[Problem to solve]
Write what follows the last sentence of the passage on the Yom Kippur scapegoat ritual, carrying its discussion forward.

[Source]
• • • • • • •
But the questions remain. Why was this ritual different from all other sin or guilt offerings? Why two goats rather than one?
The simplest answer is found within the commandment: “On this day atonement will be made for you, to cleanse you. Then, before the Lord, you will be clean from all your sins” (Leviticus 16:30). The routine offerings were for atonement. But on Yom Kippur there was something more: not only atonement but also purification, cleansing of the soul. Let me say it this way: you make ‘atonement’ for an offensive act. But purification is a work within the soul. It is possible to ‘atone’ for something we’ve done without necessarily receiving a soul cleansing if heart repentance does not accompany the act of atonement.
After his adultery with Batsheva, King David cried out in Psalm 51:4, “Wash me thoroughly of my iniquity and cleanse me of my sin” (Psalm 51: 4). And further on, “Create in me a clean heart, O God…” Repentance opens the door to forgiveness but the damage done to our soul when we sin, needs also to be ‘healed’ in a manner of speaking. When the scapegoat was sent away, it symbolically carried all the stains and damage done to the souls of the people when they rebelled against the Lord God; stains that were not physical but mental and emotional. It is sometimes difficult to get rid of the sense of guilt and/or defilement after we have committed a transgression, even when we know we’ve been forgiven.
• • • • • • •
[Record excerpts]
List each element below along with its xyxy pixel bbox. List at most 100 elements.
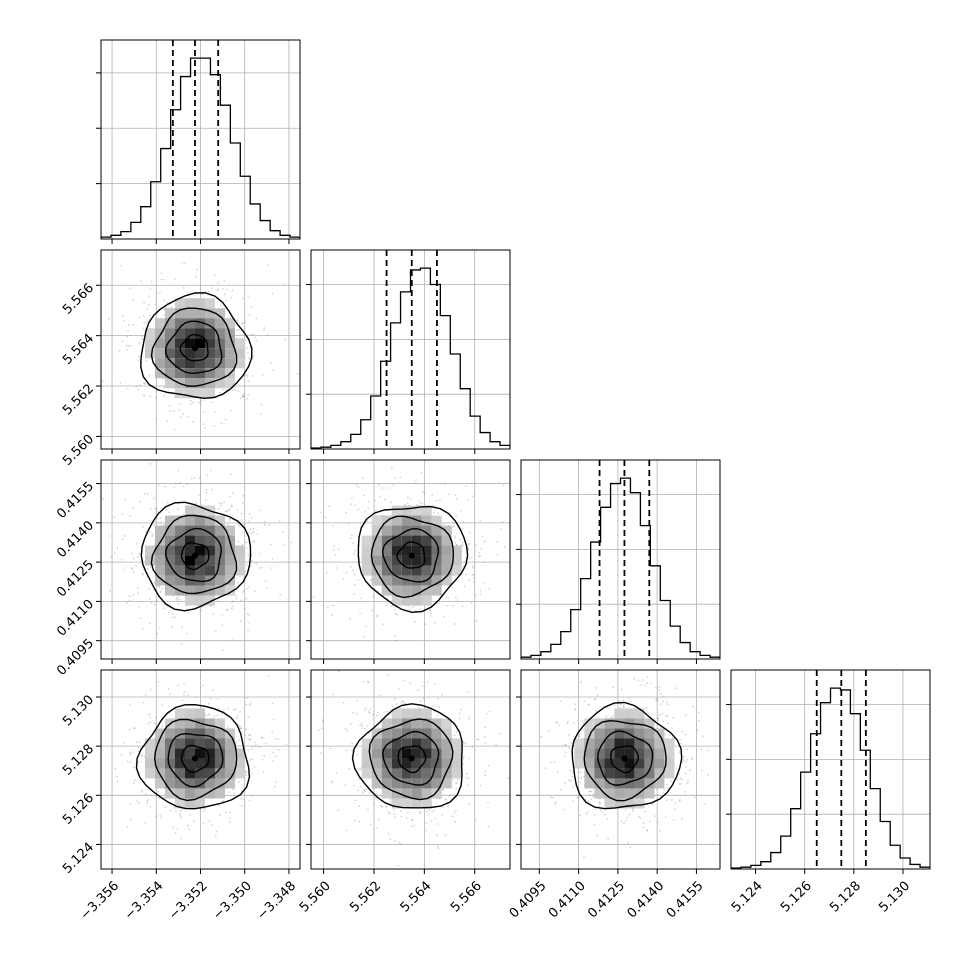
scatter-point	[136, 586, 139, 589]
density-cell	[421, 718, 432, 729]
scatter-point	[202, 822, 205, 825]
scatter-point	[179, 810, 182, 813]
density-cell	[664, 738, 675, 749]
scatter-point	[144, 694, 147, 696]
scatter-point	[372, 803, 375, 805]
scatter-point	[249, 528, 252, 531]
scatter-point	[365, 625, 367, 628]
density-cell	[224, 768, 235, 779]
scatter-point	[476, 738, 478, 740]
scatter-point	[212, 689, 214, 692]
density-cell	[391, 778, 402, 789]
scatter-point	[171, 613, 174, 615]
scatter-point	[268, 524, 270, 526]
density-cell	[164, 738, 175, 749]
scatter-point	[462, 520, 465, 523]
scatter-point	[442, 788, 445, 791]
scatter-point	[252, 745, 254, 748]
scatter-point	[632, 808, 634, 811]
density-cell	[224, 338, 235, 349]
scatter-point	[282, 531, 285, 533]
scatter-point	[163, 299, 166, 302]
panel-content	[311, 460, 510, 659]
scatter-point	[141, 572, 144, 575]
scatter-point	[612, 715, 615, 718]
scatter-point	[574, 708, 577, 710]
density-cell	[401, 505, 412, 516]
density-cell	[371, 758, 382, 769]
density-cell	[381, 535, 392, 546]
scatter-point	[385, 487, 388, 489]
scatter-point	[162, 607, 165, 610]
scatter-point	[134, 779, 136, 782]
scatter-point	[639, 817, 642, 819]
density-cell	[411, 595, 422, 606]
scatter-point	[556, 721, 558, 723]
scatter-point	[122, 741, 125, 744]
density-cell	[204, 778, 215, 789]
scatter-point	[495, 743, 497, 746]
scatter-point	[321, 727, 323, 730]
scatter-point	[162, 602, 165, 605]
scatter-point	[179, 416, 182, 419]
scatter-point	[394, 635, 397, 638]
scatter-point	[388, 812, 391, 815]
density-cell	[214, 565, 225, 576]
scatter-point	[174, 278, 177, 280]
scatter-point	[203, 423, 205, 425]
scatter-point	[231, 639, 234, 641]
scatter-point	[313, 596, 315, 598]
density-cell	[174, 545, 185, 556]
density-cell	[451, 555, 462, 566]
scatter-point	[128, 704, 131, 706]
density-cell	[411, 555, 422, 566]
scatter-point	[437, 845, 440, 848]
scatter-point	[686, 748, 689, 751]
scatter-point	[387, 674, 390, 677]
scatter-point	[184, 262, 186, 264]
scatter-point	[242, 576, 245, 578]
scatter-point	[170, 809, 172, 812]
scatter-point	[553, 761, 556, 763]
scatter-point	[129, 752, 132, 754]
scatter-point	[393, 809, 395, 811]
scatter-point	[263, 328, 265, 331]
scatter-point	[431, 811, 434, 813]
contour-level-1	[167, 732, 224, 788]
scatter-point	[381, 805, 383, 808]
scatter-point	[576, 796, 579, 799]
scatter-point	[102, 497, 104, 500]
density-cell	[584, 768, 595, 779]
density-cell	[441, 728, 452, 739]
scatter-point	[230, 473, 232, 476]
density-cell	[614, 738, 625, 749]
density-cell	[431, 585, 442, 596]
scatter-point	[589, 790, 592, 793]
• • • • • • •
[The output]
The sacrificed goat represented atonement. The goat sent away symbolized the inner cleansing of the moral stain. This brings to mind the the verse that says God casts our sins away from us as far as the east is from the west and He remembers them no more. (see Psalm 103)
Ironically, the scapegoat of Acharei Mot is the precise opposite of what we generally think ‘scapegoat’ means. Our modern interpretation of “Scapegoating,” means blaming someone else for our troubles. The scapegoat of Yom Kippur existed so that we would do just the opposite: We do not blame others for our fate. We accept responsibility. In the prayer of Yom Kippur, we declare, “because of our sins.”
Those who blame others, defining themselves as victims, are destined to remain victims. Those who accept responsibility mature and grow into the godly men and women God desires to see among His people.